Directions: How many lines of these entries hold the string "Anime"? Answer with the number alone.
━━━━━━━━━━━━━━━━
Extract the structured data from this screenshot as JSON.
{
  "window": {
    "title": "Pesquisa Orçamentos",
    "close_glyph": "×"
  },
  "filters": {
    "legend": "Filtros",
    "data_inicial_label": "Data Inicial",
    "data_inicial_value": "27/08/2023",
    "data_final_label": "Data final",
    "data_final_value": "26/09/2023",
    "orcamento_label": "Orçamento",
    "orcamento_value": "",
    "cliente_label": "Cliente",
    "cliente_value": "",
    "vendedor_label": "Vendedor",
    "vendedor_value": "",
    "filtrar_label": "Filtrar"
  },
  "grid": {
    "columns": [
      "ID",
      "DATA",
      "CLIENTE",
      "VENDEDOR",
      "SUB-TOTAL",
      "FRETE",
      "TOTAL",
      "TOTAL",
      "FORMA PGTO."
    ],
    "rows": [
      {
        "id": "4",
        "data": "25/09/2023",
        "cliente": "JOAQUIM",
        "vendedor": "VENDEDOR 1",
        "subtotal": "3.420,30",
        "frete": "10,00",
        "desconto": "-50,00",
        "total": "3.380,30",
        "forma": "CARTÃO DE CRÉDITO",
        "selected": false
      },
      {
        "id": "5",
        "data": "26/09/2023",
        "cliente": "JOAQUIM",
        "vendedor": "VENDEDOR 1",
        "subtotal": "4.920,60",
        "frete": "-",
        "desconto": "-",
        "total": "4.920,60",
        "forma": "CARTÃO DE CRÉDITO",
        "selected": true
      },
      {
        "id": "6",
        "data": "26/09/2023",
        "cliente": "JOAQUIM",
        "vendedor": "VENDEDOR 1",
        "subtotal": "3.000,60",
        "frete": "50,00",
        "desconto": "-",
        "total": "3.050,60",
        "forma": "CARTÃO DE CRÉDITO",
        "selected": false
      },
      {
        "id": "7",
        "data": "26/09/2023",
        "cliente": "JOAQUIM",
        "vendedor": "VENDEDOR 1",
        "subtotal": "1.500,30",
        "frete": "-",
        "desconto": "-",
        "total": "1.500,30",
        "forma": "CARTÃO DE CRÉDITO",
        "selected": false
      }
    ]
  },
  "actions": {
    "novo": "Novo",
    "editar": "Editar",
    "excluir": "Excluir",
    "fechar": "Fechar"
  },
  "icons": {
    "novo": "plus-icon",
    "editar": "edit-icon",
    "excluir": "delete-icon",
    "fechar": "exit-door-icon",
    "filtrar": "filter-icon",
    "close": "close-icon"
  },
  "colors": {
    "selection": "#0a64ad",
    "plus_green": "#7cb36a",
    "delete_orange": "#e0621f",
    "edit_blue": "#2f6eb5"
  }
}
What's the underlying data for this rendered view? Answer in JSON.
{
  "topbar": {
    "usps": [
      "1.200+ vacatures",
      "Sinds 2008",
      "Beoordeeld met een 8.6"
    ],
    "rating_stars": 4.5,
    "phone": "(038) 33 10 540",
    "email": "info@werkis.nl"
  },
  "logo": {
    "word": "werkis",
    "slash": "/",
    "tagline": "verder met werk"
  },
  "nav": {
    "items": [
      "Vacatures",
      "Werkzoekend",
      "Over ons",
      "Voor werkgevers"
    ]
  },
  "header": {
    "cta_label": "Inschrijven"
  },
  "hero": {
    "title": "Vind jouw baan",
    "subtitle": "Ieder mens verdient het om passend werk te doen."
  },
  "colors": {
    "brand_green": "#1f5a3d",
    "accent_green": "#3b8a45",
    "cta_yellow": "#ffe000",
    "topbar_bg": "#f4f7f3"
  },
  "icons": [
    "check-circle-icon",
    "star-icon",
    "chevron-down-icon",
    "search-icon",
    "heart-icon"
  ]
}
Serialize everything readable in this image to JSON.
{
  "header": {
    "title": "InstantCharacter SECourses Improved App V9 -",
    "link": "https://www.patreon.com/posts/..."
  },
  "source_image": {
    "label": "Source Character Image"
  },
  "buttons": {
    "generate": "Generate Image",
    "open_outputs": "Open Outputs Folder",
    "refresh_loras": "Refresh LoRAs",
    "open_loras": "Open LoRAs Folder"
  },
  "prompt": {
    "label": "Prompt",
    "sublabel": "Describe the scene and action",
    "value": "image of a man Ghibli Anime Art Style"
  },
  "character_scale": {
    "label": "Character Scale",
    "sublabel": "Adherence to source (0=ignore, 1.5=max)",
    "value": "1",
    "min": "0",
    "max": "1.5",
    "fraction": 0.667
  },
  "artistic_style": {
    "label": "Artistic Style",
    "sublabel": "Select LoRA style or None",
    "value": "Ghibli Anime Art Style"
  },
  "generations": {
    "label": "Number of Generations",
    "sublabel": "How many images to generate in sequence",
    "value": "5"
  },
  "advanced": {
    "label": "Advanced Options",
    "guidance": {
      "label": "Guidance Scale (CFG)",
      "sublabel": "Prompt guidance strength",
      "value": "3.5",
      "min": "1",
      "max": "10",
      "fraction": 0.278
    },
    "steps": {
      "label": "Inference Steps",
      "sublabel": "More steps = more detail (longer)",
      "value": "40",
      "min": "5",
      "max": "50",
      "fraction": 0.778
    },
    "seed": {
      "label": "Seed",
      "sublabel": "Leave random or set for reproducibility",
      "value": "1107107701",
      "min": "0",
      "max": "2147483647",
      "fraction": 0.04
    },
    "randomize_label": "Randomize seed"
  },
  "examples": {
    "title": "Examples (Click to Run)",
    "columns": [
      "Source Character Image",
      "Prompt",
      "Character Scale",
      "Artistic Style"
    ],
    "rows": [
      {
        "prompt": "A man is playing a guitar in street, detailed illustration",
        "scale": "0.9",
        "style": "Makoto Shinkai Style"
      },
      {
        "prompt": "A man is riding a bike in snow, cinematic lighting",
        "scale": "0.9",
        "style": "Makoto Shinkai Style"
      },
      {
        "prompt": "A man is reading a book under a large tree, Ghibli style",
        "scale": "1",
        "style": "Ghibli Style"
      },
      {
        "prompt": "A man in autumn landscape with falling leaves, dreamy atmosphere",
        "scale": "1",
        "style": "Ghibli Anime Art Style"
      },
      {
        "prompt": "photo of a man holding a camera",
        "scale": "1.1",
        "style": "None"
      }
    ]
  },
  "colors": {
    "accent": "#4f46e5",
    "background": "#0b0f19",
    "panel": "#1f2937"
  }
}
━━━━━━━━━━━━━━━━
Full solution: 3